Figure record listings
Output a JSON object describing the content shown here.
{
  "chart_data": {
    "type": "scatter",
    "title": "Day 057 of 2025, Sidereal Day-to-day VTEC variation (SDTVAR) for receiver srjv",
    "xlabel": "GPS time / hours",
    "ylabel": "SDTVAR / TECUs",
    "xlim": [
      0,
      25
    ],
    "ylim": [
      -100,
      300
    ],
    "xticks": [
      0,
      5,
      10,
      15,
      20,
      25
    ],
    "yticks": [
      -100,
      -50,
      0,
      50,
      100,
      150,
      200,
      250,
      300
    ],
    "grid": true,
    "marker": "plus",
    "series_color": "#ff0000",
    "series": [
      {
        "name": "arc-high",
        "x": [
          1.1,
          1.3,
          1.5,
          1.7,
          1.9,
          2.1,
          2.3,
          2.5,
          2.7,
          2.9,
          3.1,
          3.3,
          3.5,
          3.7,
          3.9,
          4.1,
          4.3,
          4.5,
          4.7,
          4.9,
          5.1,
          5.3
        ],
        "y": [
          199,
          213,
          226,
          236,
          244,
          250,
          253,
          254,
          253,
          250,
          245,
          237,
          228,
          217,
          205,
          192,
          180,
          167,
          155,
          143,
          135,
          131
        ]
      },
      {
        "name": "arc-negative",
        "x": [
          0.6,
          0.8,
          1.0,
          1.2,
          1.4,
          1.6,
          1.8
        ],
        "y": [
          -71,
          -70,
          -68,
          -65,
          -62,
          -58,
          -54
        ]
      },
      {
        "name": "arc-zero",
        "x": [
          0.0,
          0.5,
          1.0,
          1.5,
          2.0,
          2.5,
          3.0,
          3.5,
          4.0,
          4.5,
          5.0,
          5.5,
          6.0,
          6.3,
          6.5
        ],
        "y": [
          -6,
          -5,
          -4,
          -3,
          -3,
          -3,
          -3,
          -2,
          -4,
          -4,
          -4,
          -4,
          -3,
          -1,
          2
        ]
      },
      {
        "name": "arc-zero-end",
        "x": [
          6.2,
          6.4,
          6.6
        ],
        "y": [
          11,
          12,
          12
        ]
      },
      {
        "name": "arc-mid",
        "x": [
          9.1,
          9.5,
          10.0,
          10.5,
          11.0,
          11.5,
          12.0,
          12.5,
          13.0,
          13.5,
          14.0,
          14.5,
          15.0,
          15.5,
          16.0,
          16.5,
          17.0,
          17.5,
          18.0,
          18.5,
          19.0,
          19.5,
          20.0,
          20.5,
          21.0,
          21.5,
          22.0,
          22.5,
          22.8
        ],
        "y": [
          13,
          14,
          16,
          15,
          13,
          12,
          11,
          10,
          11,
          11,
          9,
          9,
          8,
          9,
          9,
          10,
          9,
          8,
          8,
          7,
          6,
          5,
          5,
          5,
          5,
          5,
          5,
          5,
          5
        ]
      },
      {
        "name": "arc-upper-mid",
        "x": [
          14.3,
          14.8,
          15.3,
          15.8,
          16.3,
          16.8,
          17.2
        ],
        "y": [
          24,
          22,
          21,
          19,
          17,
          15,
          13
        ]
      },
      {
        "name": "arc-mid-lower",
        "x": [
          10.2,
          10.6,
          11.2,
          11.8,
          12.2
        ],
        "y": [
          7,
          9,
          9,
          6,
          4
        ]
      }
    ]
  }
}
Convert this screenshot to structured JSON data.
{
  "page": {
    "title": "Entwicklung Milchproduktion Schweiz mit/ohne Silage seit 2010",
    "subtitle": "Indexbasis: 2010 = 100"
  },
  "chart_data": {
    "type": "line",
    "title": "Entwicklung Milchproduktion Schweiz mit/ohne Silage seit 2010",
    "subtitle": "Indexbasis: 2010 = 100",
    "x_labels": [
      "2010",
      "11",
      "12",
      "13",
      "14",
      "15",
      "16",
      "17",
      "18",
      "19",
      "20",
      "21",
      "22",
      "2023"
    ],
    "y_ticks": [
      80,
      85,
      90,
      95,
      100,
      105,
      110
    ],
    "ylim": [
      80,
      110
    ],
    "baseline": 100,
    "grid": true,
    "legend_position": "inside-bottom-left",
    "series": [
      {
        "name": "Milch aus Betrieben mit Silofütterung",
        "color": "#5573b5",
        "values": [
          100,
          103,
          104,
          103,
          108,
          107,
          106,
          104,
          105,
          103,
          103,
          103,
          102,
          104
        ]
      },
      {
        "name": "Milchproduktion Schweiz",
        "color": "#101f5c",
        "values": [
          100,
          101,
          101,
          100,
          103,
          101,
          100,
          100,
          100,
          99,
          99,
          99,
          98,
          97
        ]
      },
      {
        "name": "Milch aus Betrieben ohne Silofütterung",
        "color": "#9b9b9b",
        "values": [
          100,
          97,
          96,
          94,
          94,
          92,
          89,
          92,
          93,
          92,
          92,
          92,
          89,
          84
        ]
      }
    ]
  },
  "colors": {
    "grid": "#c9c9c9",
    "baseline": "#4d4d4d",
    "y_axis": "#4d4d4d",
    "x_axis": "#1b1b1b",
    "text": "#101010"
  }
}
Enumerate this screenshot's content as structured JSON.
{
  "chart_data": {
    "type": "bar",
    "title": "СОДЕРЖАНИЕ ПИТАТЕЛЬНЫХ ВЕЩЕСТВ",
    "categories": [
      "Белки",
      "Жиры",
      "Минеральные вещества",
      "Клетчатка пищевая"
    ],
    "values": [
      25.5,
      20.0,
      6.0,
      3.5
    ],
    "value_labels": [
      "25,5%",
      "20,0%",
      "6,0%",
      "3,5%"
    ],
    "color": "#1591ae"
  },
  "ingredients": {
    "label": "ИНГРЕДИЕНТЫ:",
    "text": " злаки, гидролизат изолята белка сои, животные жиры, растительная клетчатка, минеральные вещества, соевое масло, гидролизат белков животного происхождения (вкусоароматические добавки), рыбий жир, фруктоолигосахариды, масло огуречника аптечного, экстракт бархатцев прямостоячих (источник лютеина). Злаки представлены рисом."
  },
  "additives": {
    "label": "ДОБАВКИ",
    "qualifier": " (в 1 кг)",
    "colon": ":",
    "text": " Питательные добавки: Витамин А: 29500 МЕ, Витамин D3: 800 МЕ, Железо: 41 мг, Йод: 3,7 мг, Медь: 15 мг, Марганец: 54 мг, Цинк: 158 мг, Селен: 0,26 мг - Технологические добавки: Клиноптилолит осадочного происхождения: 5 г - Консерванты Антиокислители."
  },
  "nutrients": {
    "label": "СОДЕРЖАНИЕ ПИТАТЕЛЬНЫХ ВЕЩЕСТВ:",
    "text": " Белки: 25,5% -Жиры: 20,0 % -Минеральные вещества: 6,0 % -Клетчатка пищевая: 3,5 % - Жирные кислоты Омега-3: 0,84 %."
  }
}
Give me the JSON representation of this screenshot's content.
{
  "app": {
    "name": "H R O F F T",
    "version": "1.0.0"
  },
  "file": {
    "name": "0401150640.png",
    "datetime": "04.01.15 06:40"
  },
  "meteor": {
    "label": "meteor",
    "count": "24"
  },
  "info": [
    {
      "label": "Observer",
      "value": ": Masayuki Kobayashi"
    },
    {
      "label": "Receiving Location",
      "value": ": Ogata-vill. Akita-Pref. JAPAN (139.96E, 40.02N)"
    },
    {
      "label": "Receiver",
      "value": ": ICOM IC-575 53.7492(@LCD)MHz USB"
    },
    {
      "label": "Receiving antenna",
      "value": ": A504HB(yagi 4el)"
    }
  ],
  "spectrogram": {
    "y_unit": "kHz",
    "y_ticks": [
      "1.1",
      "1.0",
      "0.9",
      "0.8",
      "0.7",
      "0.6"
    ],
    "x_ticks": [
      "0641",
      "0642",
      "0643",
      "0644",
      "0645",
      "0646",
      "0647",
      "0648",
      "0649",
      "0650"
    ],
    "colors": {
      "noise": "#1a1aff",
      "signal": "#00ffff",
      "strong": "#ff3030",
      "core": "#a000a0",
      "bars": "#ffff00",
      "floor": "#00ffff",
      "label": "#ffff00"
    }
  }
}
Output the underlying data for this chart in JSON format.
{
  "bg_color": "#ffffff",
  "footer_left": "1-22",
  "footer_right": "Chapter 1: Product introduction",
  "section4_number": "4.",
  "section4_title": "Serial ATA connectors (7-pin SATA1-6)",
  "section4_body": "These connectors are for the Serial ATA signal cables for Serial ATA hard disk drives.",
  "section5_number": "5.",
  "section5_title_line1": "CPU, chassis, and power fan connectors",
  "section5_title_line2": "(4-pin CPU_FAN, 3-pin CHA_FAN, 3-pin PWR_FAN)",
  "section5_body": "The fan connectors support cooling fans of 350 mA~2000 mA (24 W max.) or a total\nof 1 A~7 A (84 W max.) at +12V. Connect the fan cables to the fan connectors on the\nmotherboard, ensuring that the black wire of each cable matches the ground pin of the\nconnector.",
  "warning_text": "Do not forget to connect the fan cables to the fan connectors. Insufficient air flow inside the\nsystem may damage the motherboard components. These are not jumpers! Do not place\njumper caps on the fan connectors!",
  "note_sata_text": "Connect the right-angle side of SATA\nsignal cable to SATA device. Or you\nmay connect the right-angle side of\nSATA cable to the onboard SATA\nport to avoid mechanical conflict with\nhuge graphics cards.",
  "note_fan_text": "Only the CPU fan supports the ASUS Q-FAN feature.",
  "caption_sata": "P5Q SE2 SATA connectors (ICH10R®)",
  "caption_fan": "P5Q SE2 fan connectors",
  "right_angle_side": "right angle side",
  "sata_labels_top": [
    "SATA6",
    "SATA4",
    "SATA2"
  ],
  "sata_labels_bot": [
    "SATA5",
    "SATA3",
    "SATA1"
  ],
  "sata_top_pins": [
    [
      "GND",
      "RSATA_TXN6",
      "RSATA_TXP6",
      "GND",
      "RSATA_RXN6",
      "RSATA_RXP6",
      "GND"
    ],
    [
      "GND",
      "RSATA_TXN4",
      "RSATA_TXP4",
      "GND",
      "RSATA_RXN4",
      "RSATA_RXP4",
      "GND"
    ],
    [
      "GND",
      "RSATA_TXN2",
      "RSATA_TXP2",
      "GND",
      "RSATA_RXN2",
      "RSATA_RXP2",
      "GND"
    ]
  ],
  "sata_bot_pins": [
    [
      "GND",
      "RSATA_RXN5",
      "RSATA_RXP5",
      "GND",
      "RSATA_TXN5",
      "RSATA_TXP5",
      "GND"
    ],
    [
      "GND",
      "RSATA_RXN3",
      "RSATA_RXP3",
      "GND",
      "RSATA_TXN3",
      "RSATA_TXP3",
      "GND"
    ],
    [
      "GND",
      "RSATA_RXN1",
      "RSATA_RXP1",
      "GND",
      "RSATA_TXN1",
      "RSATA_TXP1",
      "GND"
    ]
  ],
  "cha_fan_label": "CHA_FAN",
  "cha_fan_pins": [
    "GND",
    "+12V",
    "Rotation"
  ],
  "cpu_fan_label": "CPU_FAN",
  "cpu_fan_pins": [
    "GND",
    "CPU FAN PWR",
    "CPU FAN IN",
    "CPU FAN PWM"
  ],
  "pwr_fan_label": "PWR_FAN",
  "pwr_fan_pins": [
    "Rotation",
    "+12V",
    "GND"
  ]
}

*Prompt*:
In the listing, find every line containing the word "Белки" and list it.

*The response*:
      "Белки",
    "text": " Белки: 25,5% -Жиры: 20,0 % -Минеральные вещества: 6,0 % -Клетчатка пищевая: 3,5 % - Жирные кислоты Омега-3: 0,84 %."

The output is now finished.